In the listing below, locate the lines that hold the string "группа". Copy those lines.

— START —

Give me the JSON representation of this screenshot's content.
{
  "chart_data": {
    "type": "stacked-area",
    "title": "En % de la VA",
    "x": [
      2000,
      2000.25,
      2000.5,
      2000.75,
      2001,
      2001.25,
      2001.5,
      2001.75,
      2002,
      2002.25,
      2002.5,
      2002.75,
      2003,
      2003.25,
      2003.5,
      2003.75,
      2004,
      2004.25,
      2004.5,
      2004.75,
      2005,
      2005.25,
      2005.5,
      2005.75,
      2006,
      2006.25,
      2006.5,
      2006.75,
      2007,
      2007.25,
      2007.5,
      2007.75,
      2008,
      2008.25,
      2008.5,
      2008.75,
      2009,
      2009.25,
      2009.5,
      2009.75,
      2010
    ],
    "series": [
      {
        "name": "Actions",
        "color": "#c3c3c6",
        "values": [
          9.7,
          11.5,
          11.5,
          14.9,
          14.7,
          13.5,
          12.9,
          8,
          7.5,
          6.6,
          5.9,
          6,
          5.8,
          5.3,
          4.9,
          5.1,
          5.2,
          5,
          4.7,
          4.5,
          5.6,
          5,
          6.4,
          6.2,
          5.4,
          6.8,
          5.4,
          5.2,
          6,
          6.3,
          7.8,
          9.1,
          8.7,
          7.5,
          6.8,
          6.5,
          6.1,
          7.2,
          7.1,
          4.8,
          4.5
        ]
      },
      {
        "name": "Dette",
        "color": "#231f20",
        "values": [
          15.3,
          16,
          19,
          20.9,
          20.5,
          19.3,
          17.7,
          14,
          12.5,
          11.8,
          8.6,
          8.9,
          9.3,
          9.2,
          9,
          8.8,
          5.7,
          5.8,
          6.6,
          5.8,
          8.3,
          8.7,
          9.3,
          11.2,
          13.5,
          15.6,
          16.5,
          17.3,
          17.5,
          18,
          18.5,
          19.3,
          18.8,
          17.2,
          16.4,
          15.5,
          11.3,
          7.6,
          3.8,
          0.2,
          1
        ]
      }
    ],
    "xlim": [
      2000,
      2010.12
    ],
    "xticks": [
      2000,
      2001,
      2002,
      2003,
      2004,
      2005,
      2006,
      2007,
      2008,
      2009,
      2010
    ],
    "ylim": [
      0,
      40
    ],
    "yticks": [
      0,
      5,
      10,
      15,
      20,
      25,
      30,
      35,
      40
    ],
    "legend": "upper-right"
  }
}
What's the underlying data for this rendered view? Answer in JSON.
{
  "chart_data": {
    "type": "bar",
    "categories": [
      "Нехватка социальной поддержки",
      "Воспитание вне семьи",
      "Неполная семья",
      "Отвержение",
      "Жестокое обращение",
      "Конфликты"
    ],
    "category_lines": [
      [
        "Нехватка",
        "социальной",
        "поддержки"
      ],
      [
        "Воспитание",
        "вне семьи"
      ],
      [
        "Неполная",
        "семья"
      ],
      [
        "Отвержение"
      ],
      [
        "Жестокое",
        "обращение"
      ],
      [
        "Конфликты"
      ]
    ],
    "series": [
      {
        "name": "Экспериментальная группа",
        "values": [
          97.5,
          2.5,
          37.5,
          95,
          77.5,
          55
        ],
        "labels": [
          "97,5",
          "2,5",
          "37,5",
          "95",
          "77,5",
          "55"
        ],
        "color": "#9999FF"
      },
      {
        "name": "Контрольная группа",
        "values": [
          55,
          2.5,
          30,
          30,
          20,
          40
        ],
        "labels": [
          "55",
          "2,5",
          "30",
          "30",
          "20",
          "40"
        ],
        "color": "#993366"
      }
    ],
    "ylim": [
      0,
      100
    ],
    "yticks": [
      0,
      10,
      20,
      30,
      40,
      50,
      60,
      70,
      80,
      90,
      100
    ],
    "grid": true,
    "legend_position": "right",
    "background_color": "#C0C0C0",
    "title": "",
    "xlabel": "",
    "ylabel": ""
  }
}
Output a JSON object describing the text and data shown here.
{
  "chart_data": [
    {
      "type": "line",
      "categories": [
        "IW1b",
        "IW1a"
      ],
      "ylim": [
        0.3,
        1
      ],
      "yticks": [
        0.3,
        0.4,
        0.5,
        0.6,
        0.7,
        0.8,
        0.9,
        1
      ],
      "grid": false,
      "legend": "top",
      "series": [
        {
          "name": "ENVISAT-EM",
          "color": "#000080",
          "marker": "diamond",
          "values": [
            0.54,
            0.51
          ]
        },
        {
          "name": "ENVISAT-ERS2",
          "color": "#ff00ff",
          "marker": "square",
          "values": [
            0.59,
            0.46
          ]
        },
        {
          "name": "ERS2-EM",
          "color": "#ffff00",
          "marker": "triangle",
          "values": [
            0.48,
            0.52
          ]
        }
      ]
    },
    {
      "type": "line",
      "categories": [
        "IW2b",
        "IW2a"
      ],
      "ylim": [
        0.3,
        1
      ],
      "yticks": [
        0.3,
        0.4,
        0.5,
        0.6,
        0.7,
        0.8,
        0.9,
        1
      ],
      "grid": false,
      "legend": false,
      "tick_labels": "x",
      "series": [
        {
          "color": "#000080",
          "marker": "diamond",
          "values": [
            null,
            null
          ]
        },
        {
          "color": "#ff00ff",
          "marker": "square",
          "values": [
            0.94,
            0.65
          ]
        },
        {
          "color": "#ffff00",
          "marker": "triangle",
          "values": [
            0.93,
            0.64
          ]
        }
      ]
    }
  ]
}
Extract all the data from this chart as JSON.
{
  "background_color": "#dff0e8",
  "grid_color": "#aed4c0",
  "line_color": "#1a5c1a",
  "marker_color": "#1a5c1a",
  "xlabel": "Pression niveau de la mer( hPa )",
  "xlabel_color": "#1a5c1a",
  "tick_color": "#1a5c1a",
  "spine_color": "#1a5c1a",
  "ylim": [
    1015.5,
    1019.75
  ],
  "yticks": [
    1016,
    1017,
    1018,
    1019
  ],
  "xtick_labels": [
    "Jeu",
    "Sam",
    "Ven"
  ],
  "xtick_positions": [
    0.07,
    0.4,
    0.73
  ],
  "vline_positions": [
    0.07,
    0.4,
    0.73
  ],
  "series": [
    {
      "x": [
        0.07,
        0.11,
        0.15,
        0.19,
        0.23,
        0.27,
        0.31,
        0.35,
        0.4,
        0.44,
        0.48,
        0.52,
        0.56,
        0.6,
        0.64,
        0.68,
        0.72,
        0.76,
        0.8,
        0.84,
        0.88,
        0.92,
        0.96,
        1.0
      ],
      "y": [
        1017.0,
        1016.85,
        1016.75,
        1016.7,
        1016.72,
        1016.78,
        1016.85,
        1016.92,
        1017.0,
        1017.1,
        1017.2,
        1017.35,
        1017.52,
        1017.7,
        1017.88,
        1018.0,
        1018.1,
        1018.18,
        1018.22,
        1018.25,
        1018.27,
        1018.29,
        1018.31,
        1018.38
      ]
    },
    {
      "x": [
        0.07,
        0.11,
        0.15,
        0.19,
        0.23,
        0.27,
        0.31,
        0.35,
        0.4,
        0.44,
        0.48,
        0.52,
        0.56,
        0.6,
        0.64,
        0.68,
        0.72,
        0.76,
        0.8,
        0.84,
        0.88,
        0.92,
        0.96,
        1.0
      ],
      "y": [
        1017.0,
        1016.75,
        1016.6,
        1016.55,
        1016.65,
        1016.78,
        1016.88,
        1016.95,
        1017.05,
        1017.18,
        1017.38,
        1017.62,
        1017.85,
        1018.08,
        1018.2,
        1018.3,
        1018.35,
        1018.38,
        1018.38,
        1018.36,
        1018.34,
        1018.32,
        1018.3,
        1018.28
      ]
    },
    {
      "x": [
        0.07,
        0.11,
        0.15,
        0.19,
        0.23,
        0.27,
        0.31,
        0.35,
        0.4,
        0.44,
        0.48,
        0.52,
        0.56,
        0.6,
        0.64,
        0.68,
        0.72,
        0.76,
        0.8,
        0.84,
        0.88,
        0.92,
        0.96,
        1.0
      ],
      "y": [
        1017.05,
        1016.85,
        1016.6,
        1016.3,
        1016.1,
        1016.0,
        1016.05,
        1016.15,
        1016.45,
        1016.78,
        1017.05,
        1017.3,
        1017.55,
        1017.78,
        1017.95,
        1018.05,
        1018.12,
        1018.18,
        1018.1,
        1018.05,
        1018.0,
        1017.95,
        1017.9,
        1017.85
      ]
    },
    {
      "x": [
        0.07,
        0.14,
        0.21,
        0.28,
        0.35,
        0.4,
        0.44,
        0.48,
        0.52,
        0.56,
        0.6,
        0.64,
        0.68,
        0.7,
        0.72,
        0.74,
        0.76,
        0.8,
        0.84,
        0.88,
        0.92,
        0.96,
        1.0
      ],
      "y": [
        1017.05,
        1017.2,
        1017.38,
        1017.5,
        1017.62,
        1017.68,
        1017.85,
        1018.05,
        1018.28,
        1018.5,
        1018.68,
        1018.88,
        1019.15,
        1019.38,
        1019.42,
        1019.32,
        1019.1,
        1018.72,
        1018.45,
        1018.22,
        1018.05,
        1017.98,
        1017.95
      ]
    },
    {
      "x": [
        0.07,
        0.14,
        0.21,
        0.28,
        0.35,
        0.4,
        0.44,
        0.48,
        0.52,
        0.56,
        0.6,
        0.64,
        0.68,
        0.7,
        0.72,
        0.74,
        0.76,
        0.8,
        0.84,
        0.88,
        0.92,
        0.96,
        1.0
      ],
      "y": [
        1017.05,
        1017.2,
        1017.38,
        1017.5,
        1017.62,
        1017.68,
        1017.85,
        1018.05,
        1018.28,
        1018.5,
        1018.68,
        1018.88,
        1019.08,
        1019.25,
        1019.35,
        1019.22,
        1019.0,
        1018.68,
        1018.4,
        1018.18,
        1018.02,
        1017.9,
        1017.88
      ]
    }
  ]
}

— END —

→ EXERCISE RESULT:
        "name": "Экспериментальная группа",
        "name": "Контрольная группа",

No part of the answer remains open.